Start of MATERIAL TO PROCESS
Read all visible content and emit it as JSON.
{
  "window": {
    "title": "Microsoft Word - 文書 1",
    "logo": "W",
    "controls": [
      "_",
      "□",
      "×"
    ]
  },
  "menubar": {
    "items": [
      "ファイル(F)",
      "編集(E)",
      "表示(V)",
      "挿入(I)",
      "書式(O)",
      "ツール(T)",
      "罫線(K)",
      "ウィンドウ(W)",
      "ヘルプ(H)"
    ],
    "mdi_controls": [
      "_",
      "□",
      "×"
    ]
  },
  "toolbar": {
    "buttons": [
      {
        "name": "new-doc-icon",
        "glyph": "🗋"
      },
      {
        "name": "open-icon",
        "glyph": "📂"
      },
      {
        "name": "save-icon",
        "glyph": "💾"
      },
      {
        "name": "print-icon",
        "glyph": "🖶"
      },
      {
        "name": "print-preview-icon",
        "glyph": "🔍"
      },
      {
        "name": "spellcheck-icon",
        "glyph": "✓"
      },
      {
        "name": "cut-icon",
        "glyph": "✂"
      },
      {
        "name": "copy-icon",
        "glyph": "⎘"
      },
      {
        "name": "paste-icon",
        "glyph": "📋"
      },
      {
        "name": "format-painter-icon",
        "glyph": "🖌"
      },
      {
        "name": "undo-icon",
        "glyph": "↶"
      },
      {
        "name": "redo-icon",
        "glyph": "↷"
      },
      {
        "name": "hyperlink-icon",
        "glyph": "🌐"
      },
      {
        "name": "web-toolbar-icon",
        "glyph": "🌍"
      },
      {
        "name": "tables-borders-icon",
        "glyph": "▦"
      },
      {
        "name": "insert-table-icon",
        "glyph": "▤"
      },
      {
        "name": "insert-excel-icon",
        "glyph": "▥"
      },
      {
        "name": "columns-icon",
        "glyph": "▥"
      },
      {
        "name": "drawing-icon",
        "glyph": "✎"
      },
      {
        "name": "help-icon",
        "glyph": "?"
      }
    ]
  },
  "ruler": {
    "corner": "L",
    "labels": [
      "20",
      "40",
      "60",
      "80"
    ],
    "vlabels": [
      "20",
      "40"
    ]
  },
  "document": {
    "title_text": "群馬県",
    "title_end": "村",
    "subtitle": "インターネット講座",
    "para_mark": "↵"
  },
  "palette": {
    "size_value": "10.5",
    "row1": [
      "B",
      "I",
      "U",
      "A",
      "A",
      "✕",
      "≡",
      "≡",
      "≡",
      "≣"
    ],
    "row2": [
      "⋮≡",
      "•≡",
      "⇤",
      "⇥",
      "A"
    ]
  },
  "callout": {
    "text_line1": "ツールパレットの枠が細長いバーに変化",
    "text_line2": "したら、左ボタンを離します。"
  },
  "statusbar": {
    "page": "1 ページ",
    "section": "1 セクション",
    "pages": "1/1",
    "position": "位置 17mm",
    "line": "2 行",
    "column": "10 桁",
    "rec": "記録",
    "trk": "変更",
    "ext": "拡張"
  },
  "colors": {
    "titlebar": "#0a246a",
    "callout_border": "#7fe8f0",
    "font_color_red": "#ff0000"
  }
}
End of MATERIAL TO PROCESS
*TASK STATEMENT:* Your task is to reproduce the whole listing exactly.

*OUTPUT:*
Read all visible content and emit it as JSON.
{
  "window": {
    "title": "Microsoft Word - 文書 1",
    "logo": "W",
    "controls": [
      "_",
      "□",
      "×"
    ]
  },
  "menubar": {
    "items": [
      "ファイル(F)",
      "編集(E)",
      "表示(V)",
      "挿入(I)",
      "書式(O)",
      "ツール(T)",
      "罫線(K)",
      "ウィンドウ(W)",
      "ヘルプ(H)"
    ],
    "mdi_controls": [
      "_",
      "□",
      "×"
    ]
  },
  "toolbar": {
    "buttons": [
      {
        "name": "new-doc-icon",
        "glyph": "🗋"
      },
      {
        "name": "open-icon",
        "glyph": "📂"
      },
      {
        "name": "save-icon",
        "glyph": "💾"
      },
      {
        "name": "print-icon",
        "glyph": "🖶"
      },
      {
        "name": "print-preview-icon",
        "glyph": "🔍"
      },
      {
        "name": "spellcheck-icon",
        "glyph": "✓"
      },
      {
        "name": "cut-icon",
        "glyph": "✂"
      },
      {
        "name": "copy-icon",
        "glyph": "⎘"
      },
      {
        "name": "paste-icon",
        "glyph": "📋"
      },
      {
        "name": "format-painter-icon",
        "glyph": "🖌"
      },
      {
        "name": "undo-icon",
        "glyph": "↶"
      },
      {
        "name": "redo-icon",
        "glyph": "↷"
      },
      {
        "name": "hyperlink-icon",
        "glyph": "🌐"
      },
      {
        "name": "web-toolbar-icon",
        "glyph": "🌍"
      },
      {
        "name": "tables-borders-icon",
        "glyph": "▦"
      },
      {
        "name": "insert-table-icon",
        "glyph": "▤"
      },
      {
        "name": "insert-excel-icon",
        "glyph": "▥"
      },
      {
        "name": "columns-icon",
        "glyph": "▥"
      },
      {
        "name": "drawing-icon",
        "glyph": "✎"
      },
      {
        "name": "help-icon",
        "glyph": "?"
      }
    ]
  },
  "ruler": {
    "corner": "L",
    "labels": [
      "20",
      "40",
      "60",
      "80"
    ],
    "vlabels": [
      "20",
      "40"
    ]
  },
  "document": {
    "title_text": "群馬県",
    "title_end": "村",
    "subtitle": "インターネット講座",
    "para_mark": "↵"
  },
  "palette": {
    "size_value": "10.5",
    "row1": [
      "B",
      "I",
      "U",
      "A",
      "A",
      "✕",
      "≡",
      "≡",
      "≡",
      "≣"
    ],
    "row2": [
      "⋮≡",
      "•≡",
      "⇤",
      "⇥",
      "A"
    ]
  },
  "callout": {
    "text_line1": "ツールパレットの枠が細長いバーに変化",
    "text_line2": "したら、左ボタンを離します。"
  },
  "statusbar": {
    "page": "1 ページ",
    "section": "1 セクション",
    "pages": "1/1",
    "position": "位置 17mm",
    "line": "2 行",
    "column": "10 桁",
    "rec": "記録",
    "trk": "変更",
    "ext": "拡張"
  },
  "colors": {
    "titlebar": "#0a246a",
    "callout_border": "#7fe8f0",
    "font_color_red": "#ff0000"
  }
}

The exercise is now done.